Stated problem:
Below are some records; return each one exactly.

Collected data entries:
■ ■ ■ ■

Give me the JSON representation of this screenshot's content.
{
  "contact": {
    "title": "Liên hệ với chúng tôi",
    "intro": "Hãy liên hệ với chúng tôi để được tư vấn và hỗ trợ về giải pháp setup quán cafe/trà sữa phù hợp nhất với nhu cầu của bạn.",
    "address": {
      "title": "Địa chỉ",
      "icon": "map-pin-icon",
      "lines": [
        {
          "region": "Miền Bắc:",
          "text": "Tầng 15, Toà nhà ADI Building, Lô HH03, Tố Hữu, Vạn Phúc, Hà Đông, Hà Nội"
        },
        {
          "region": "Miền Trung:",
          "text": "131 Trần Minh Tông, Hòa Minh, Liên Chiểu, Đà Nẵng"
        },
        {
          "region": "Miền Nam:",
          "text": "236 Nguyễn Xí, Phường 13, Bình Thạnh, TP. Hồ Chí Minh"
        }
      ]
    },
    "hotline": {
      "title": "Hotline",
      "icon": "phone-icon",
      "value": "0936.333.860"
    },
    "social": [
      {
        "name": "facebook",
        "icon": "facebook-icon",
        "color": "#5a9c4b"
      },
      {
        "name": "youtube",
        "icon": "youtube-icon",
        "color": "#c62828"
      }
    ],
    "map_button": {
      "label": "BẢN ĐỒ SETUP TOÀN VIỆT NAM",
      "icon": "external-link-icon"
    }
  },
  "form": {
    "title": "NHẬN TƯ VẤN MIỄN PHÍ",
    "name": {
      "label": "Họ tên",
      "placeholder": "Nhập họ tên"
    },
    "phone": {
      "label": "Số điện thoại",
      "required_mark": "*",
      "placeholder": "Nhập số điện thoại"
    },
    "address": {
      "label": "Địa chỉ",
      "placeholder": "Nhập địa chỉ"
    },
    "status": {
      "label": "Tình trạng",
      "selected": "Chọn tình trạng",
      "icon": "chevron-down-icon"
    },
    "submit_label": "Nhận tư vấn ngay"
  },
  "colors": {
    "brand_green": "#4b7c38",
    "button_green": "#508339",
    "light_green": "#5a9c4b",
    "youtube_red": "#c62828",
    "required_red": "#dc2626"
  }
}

■ ■ ■ ■

Result:
Give me the JSON representation of this screenshot's content.
{
  "contact": {
    "title": "Liên hệ với chúng tôi",
    "intro": "Hãy liên hệ với chúng tôi để được tư vấn và hỗ trợ về giải pháp setup quán cafe/trà sữa phù hợp nhất với nhu cầu của bạn.",
    "address": {
      "title": "Địa chỉ",
      "icon": "map-pin-icon",
      "lines": [
        {
          "region": "Miền Bắc:",
          "text": "Tầng 15, Toà nhà ADI Building, Lô HH03, Tố Hữu, Vạn Phúc, Hà Đông, Hà Nội"
        },
        {
          "region": "Miền Trung:",
          "text": "131 Trần Minh Tông, Hòa Minh, Liên Chiểu, Đà Nẵng"
        },
        {
          "region": "Miền Nam:",
          "text": "236 Nguyễn Xí, Phường 13, Bình Thạnh, TP. Hồ Chí Minh"
        }
      ]
    },
    "hotline": {
      "title": "Hotline",
      "icon": "phone-icon",
      "value": "0936.333.860"
    },
    "social": [
      {
        "name": "facebook",
        "icon": "facebook-icon",
        "color": "#5a9c4b"
      },
      {
        "name": "youtube",
        "icon": "youtube-icon",
        "color": "#c62828"
      }
    ],
    "map_button": {
      "label": "BẢN ĐỒ SETUP TOÀN VIỆT NAM",
      "icon": "external-link-icon"
    }
  },
  "form": {
    "title": "NHẬN TƯ VẤN MIỄN PHÍ",
    "name": {
      "label": "Họ tên",
      "placeholder": "Nhập họ tên"
    },
    "phone": {
      "label": "Số điện thoại",
      "required_mark": "*",
      "placeholder": "Nhập số điện thoại"
    },
    "address": {
      "label": "Địa chỉ",
      "placeholder": "Nhập địa chỉ"
    },
    "status": {
      "label": "Tình trạng",
      "selected": "Chọn tình trạng",
      "icon": "chevron-down-icon"
    },
    "submit_label": "Nhận tư vấn ngay"
  },
  "colors": {
    "brand_green": "#4b7c38",
    "button_green": "#508339",
    "light_green": "#5a9c4b",
    "youtube_red": "#c62828",
    "required_red": "#dc2626"
  }
}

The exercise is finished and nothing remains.